-- Begin Task material --

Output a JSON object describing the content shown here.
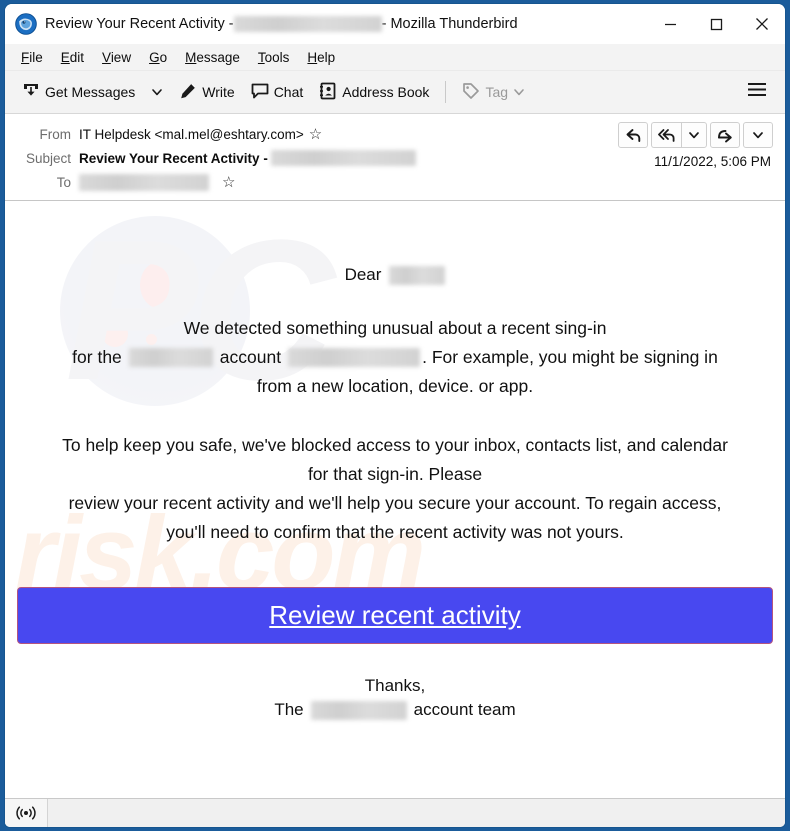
{
  "window": {
    "app_name": "Mozilla Thunderbird",
    "title_prefix": "Review Your Recent Activity - ",
    "title_suffix": " - Mozilla Thunderbird",
    "border_color": "#1b5c9b",
    "controls": {
      "minimize": "–",
      "maximize": "☐",
      "close": "✕"
    }
  },
  "menubar": {
    "items": [
      {
        "label": "File",
        "accesskey": "F"
      },
      {
        "label": "Edit",
        "accesskey": "E"
      },
      {
        "label": "View",
        "accesskey": "V"
      },
      {
        "label": "Go",
        "accesskey": "G"
      },
      {
        "label": "Message",
        "accesskey": "M"
      },
      {
        "label": "Tools",
        "accesskey": "T"
      },
      {
        "label": "Help",
        "accesskey": "H"
      }
    ]
  },
  "toolbar": {
    "get_messages": "Get Messages",
    "write": "Write",
    "chat": "Chat",
    "address_book": "Address Book",
    "tag": "Tag",
    "tag_disabled": true,
    "app_menu_icon": "hamburger-icon"
  },
  "message_header": {
    "from_label": "From",
    "from_value": "IT Helpdesk <mal.mel@eshtary.com>",
    "subject_label": "Subject",
    "subject_value": "Review Your Recent Activity - ",
    "to_label": "To",
    "to_value": "",
    "datetime": "11/1/2022, 5:06 PM",
    "star_glyph": "☆",
    "reply_buttons": [
      {
        "name": "reply-button",
        "icon": "reply-arrow-icon"
      },
      {
        "name": "reply-all-button",
        "icon": "reply-all-arrow-icon"
      },
      {
        "name": "reply-dropdown-button",
        "icon": "chevron-down-icon"
      },
      {
        "name": "forward-button",
        "icon": "forward-arrow-icon"
      },
      {
        "name": "more-dropdown-button",
        "icon": "chevron-down-icon"
      }
    ]
  },
  "body": {
    "greeting": "Dear",
    "paragraph1_line1": "We detected something unusual about a recent sing-in",
    "paragraph1_line2_a": "for the",
    "paragraph1_line2_b": "account",
    "paragraph1_line2_c": ". For example, you might be signing in",
    "paragraph1_line3": "from a new location, device. or app.",
    "paragraph2_line1": "To help keep you safe, we've blocked access to your inbox, contacts list, and calendar",
    "paragraph2_line2": "for that sign-in. Please",
    "paragraph2_line3": "review your recent activity and we'll help you secure your account. To regain access,",
    "paragraph2_line4": "you'll need to confirm that the recent activity was not yours.",
    "cta_label": "Review recent activity",
    "cta_color": "#4848f0",
    "cta_border_color": "#b4557f",
    "thanks": "Thanks,",
    "signature_a": "The",
    "signature_b": "account team",
    "watermark_primary": "PC",
    "watermark_secondary": "risk.com"
  },
  "statusbar": {
    "icon": "broadcast-icon"
  }
}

-- End Task material --

To do: Copy every line above that includes the string "Thunderbird".

Exercise response:
    "app_name": "Mozilla Thunderbird",
    "title_suffix": " - Mozilla Thunderbird",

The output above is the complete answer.